**WHAT IS EXPECTED**
Scan the records for "ylabel". Show the matching lines.

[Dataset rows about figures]
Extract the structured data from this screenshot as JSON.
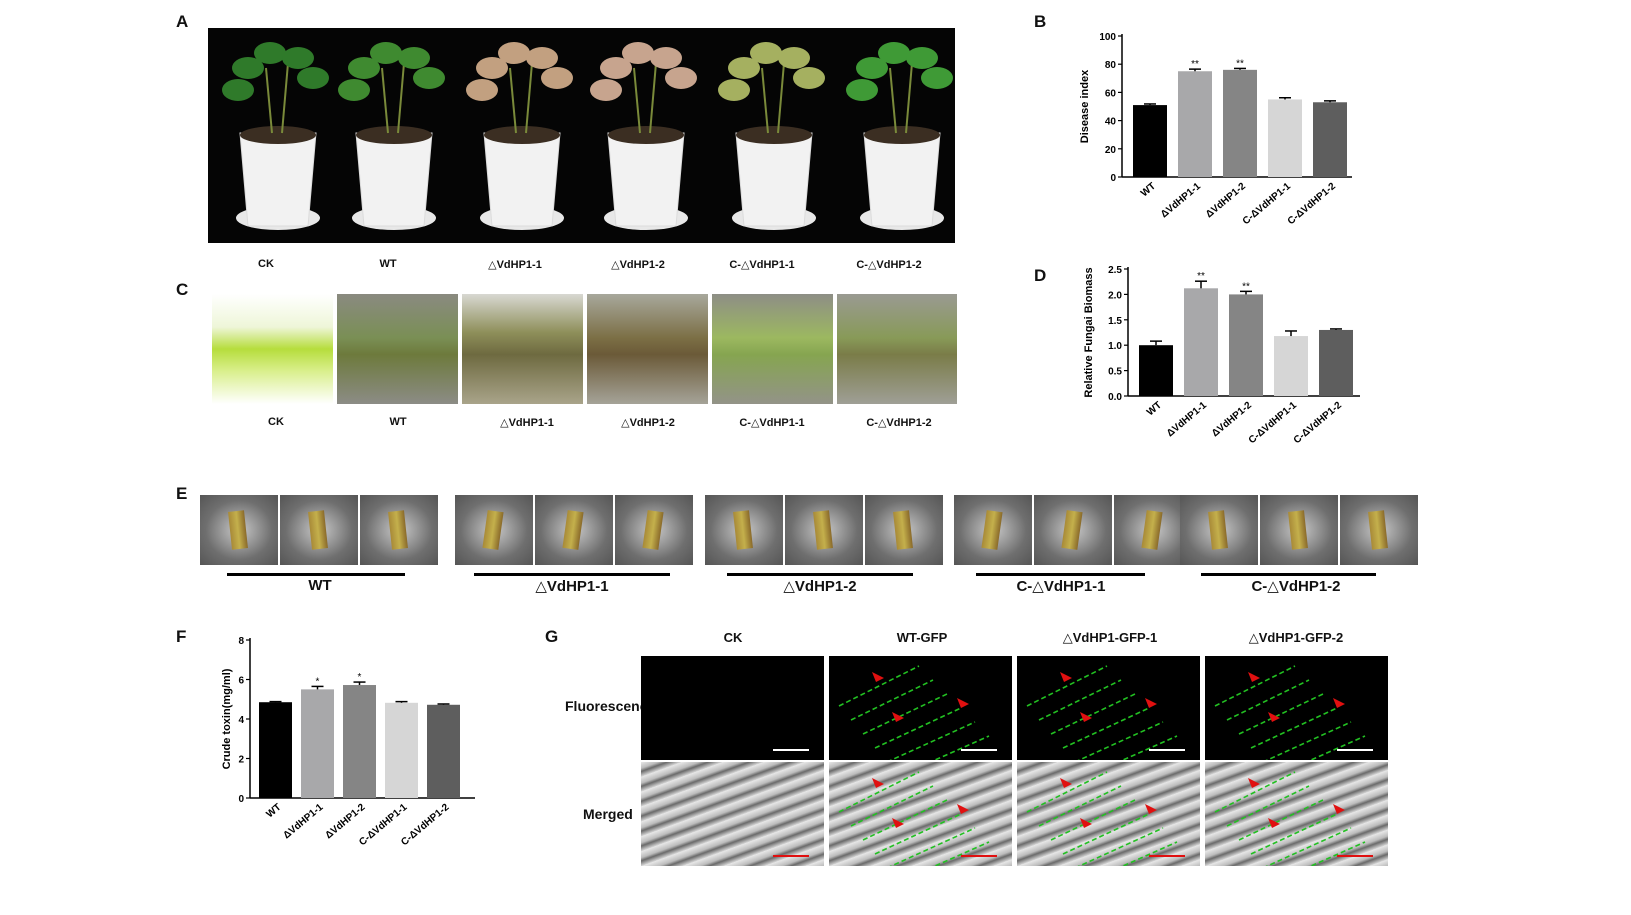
{
  "panels": {
    "A": "A",
    "B": "B",
    "C": "C",
    "D": "D",
    "E": "E",
    "F": "F",
    "G": "G"
  },
  "panel_a_labels": [
    "CK",
    "WT",
    "△VdHP1-1",
    "△VdHP1-2",
    "C-△VdHP1-1",
    "C-△VdHP1-2"
  ],
  "panel_c_labels": [
    "CK",
    "WT",
    "△VdHP1-1",
    "△VdHP1-2",
    "C-△VdHP1-1",
    "C-△VdHP1-2"
  ],
  "panel_e_labels": [
    "WT",
    "△VdHP1-1",
    "△VdHP1-2",
    "C-△VdHP1-1",
    "C-△VdHP1-2"
  ],
  "panel_g": {
    "columns": [
      "CK",
      "WT-GFP",
      "△VdHP1-GFP-1",
      "△VdHP1-GFP-2"
    ],
    "rows": [
      "Fluorescence",
      "Merged"
    ]
  },
  "colors": {
    "wt": "#000000",
    "dvd1": "#a8a8aa",
    "dvd2": "#858585",
    "cdvd1": "#d6d6d6",
    "cdvd2": "#5e5e5e",
    "arrow": "#e01010",
    "gfp": "#22c022"
  },
  "chart_data": [
    {
      "id": "B",
      "type": "bar",
      "categories": [
        "WT",
        "ΔVdHP1-1",
        "ΔVdHP1-2",
        "C-ΔVdHP1-1",
        "C-ΔVdHP1-2"
      ],
      "values": [
        51,
        75,
        76,
        55,
        53
      ],
      "errors": [
        0.8,
        1.5,
        1.0,
        1.2,
        1.0
      ],
      "significance": [
        "",
        "**",
        "**",
        "",
        ""
      ],
      "ylabel": "Disease index",
      "ylim": [
        0,
        100
      ],
      "yticks": [
        0,
        20,
        40,
        60,
        80,
        100
      ]
    },
    {
      "id": "D",
      "type": "bar",
      "categories": [
        "WT",
        "ΔVdHP1-1",
        "ΔVdHP1-2",
        "C-ΔVdHP1-1",
        "C-ΔVdHP1-2"
      ],
      "values": [
        1.0,
        2.12,
        2.0,
        1.18,
        1.3
      ],
      "errors": [
        0.08,
        0.14,
        0.06,
        0.1,
        0.02
      ],
      "significance": [
        "",
        "**",
        "**",
        "",
        ""
      ],
      "ylabel": "Relative Fungai Biomass",
      "ylim": [
        0,
        2.5
      ],
      "yticks": [
        "0.0",
        "0.5",
        "1.0",
        "1.5",
        "2.0",
        "2.5"
      ]
    },
    {
      "id": "F",
      "type": "bar",
      "categories": [
        "WT",
        "ΔVdHP1-1",
        "ΔVdHP1-2",
        "C-ΔVdHP1-1",
        "C-ΔVdHP1-2"
      ],
      "values": [
        4.85,
        5.5,
        5.72,
        4.82,
        4.72
      ],
      "errors": [
        0.03,
        0.15,
        0.15,
        0.06,
        0.04
      ],
      "significance": [
        "",
        "*",
        "*",
        "",
        ""
      ],
      "ylabel": "Crude toxin(mg/ml)",
      "ylim": [
        0,
        8
      ],
      "yticks": [
        0,
        2,
        4,
        6,
        8
      ]
    }
  ]
}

**TASK OUTPUT**
      "ylabel": "Disease index",
      "ylabel": "Relative Fungai Biomass",
      "ylabel": "Crude toxin(mg/ml)",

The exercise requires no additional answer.